◆ STATED EXERCISE ◆
In the entries below, identify every line with the string "сопряжения" and copy it.

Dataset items
********

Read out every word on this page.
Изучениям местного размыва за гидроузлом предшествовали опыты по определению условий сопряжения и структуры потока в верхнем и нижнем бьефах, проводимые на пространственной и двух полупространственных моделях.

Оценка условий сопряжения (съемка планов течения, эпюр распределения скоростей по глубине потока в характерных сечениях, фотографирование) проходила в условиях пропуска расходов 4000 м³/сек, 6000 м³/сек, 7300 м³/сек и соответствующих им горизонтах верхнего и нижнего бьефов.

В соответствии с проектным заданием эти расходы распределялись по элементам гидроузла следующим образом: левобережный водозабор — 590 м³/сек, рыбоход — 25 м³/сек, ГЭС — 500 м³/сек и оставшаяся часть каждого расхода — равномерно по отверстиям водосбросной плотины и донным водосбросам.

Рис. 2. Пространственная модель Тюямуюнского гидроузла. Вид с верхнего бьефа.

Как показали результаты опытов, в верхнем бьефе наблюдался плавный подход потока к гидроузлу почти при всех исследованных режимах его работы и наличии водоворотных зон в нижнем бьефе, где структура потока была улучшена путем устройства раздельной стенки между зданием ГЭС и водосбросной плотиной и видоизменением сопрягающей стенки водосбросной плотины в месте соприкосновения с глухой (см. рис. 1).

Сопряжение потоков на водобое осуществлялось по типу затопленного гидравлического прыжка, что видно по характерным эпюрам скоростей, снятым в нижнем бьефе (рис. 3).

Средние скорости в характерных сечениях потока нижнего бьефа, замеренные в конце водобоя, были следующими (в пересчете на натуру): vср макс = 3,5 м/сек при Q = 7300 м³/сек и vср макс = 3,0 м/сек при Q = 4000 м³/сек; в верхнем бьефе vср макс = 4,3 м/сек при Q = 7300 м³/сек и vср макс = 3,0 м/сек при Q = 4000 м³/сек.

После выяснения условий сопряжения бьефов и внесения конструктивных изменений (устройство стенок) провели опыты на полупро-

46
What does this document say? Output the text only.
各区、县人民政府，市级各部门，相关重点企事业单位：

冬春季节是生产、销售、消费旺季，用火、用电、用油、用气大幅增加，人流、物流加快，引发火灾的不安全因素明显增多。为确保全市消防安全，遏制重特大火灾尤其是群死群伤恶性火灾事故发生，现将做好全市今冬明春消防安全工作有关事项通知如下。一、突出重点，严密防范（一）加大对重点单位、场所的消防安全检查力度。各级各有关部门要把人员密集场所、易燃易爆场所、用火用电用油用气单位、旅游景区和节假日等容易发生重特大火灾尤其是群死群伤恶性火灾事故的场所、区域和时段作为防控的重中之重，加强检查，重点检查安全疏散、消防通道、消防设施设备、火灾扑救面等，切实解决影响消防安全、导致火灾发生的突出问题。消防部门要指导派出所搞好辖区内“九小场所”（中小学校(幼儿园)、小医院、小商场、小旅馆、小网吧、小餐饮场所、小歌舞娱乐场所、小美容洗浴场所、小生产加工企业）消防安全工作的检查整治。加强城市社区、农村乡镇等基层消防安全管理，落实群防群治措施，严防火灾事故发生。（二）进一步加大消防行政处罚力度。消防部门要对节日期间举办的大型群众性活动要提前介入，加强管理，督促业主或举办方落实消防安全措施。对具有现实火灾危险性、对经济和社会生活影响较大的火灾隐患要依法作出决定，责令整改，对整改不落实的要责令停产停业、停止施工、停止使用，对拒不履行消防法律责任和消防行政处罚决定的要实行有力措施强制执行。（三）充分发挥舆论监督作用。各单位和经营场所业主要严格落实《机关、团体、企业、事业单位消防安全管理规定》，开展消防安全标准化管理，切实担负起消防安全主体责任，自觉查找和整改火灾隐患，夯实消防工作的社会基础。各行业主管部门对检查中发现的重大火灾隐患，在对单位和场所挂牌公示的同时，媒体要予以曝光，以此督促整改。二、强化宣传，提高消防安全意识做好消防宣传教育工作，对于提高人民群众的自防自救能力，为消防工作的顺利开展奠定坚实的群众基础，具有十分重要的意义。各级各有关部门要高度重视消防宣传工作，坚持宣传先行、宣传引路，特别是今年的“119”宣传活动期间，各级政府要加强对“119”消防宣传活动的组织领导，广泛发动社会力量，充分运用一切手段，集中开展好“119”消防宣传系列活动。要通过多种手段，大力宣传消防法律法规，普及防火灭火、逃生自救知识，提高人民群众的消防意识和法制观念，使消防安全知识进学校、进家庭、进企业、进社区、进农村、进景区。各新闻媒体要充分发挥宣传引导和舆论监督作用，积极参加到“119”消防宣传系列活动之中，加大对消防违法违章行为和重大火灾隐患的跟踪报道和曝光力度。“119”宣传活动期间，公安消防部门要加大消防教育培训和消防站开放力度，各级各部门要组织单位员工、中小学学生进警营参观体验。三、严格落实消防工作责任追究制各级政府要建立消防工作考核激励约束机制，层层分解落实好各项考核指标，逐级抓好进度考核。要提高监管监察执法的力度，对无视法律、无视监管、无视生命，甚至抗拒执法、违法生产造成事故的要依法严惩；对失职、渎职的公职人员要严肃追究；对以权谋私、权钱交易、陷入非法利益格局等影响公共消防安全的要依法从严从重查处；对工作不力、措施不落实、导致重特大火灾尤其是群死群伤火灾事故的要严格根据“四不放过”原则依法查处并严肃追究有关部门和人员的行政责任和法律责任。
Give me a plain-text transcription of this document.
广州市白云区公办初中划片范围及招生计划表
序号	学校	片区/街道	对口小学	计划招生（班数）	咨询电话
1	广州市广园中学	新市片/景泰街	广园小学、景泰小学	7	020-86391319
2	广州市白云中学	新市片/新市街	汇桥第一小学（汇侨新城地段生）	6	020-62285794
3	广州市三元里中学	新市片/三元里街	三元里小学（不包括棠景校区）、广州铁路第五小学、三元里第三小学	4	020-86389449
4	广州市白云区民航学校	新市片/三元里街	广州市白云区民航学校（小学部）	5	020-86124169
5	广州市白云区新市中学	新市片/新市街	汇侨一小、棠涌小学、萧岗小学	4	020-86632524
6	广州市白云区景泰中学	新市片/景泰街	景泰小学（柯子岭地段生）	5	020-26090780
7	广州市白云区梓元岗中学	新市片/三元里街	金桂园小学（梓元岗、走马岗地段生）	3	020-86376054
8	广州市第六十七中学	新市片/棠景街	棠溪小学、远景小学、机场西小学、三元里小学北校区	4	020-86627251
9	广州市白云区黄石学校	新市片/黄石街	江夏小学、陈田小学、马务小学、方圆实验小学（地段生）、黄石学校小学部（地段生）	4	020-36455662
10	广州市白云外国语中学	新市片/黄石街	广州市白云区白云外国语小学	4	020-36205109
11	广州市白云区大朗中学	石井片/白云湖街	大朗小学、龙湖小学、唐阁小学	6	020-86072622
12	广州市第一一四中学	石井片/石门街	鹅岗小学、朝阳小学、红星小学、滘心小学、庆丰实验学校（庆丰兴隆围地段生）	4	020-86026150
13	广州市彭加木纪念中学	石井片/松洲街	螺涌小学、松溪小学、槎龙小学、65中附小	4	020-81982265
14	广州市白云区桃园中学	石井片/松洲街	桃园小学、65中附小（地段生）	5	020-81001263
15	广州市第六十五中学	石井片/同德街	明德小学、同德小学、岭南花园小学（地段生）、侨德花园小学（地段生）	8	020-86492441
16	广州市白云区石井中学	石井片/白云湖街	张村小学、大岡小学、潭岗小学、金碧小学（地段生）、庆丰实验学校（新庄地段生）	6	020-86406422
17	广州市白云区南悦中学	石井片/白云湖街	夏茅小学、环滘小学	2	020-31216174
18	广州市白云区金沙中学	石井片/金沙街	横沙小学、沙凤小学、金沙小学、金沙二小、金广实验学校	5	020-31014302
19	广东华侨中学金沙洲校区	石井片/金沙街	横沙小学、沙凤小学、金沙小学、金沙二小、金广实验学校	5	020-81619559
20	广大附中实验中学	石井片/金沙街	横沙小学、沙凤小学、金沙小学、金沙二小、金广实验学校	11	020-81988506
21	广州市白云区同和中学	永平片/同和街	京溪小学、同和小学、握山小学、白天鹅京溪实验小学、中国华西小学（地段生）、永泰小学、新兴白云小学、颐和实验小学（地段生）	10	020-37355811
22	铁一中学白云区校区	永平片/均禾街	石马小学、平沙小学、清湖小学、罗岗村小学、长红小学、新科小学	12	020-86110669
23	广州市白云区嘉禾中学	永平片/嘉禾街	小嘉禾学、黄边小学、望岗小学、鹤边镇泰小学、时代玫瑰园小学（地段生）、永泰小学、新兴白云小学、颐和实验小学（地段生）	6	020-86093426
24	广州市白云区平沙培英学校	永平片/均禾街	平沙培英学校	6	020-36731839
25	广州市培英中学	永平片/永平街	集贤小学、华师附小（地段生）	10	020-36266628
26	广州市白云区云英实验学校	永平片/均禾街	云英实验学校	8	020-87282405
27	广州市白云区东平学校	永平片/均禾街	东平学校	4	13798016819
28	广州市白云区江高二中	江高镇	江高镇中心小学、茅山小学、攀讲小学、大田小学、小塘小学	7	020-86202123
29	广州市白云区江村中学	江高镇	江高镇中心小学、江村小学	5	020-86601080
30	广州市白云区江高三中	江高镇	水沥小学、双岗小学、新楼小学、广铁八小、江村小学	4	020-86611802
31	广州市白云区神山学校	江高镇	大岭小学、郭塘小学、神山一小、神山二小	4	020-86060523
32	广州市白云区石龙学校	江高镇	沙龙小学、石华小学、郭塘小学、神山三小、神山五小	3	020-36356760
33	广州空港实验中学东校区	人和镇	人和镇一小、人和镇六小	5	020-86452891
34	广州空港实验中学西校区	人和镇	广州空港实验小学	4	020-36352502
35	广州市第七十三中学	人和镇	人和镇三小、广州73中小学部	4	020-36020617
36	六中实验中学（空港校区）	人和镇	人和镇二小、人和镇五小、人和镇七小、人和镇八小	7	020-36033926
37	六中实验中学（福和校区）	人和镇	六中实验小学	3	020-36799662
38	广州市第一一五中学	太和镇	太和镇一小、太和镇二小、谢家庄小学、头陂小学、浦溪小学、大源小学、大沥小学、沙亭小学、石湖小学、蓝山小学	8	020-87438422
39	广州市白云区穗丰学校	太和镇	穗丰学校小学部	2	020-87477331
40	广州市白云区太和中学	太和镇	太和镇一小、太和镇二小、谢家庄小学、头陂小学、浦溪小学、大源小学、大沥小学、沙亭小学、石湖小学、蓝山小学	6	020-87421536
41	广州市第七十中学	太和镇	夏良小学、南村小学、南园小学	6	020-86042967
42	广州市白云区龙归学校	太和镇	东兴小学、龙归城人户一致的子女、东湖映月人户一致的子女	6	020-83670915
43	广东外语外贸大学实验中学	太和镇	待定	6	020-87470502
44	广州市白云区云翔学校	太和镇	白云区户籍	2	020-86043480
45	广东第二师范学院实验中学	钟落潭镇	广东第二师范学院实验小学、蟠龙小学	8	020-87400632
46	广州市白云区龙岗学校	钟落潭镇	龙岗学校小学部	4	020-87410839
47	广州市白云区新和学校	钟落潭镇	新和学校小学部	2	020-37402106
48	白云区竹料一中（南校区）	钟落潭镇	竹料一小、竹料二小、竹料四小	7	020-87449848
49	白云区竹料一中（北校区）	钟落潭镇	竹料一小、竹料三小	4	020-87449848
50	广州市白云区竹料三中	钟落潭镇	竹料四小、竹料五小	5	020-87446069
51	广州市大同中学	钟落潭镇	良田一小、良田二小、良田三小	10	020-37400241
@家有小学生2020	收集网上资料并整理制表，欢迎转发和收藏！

********

◆ ANSWER TO THE PROBLEM ◆
Изучениям местного размыва за гидроузлом предшествовали опыты по определению условий сопряжения и структуры потока в верхнем и нижнем бьефах, проводимые на пространственной и двух полупространственных моделях.
Оценка условий сопряжения (съемка планов течения, эпюр распределения скоростей по глубине потока в характерных сечениях, фотографирование) проходила в условиях пропуска расходов 4000 м³/сек, 6000 м³/сек, 7300 м³/сек и соответствующих им горизонтах верхнего и нижнего бьефов.
После выяснения условий сопряжения бьефов и внесения конструктивных изменений (устройство стенок) провели опыты на полупро-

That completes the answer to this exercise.